Records from a data collection:
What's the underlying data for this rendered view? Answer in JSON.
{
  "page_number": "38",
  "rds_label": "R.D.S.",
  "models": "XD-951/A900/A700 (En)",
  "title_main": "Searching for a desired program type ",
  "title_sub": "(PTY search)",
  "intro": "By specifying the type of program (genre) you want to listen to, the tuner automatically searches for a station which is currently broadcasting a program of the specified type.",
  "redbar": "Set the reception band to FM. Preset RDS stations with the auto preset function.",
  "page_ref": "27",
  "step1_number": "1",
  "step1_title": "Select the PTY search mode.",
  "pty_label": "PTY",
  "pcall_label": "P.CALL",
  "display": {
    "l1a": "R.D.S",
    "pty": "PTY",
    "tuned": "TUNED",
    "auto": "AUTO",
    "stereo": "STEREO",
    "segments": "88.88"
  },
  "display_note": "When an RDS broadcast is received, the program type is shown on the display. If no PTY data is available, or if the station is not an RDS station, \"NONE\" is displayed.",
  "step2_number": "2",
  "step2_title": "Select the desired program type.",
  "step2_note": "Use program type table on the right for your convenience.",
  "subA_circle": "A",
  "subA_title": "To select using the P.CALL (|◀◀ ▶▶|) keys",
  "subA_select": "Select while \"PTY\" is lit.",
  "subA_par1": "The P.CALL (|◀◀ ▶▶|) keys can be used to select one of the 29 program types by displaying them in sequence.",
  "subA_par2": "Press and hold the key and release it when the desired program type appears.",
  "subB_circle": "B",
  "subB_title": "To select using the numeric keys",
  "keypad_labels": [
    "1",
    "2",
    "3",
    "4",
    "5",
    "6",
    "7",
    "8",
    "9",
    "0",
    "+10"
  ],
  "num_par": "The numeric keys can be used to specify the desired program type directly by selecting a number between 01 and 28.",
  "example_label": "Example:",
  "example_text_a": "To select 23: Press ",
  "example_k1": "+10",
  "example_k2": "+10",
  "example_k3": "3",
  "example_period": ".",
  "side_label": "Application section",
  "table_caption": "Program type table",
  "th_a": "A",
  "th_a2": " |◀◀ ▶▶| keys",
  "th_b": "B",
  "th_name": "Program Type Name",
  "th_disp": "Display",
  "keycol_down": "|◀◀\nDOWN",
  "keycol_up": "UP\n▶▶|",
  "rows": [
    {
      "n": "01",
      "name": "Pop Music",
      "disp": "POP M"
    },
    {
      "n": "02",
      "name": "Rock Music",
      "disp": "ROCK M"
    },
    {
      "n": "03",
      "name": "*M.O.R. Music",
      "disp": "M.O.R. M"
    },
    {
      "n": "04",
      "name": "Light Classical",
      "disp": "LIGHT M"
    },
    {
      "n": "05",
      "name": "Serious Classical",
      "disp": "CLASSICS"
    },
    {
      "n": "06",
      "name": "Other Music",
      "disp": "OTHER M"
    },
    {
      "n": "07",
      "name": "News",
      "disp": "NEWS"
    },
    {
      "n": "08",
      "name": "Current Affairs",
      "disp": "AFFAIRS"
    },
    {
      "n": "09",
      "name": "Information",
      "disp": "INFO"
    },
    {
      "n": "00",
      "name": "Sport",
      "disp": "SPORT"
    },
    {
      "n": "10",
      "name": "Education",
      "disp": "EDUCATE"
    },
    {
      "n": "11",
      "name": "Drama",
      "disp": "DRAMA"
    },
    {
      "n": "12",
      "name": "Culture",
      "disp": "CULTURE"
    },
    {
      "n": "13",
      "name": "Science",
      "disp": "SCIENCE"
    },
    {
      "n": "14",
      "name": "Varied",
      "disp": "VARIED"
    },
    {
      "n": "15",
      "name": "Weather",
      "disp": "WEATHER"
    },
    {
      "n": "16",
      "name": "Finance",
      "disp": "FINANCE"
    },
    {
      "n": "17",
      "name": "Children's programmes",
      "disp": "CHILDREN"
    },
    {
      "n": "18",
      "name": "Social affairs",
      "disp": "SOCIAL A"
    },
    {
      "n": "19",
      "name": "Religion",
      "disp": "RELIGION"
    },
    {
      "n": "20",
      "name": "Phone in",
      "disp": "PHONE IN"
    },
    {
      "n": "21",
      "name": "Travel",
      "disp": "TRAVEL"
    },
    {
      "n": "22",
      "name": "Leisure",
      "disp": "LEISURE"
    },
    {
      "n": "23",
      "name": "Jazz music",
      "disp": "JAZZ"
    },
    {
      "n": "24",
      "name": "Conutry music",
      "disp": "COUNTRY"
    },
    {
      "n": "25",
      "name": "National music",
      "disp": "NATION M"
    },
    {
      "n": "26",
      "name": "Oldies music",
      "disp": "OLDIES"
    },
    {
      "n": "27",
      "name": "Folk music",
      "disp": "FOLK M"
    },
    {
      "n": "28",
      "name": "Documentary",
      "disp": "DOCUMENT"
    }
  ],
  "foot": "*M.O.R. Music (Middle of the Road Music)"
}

TO DO: Tally up the lines of the listing containing the word "using". Give only the total.

WRITTEN ANSWER: 2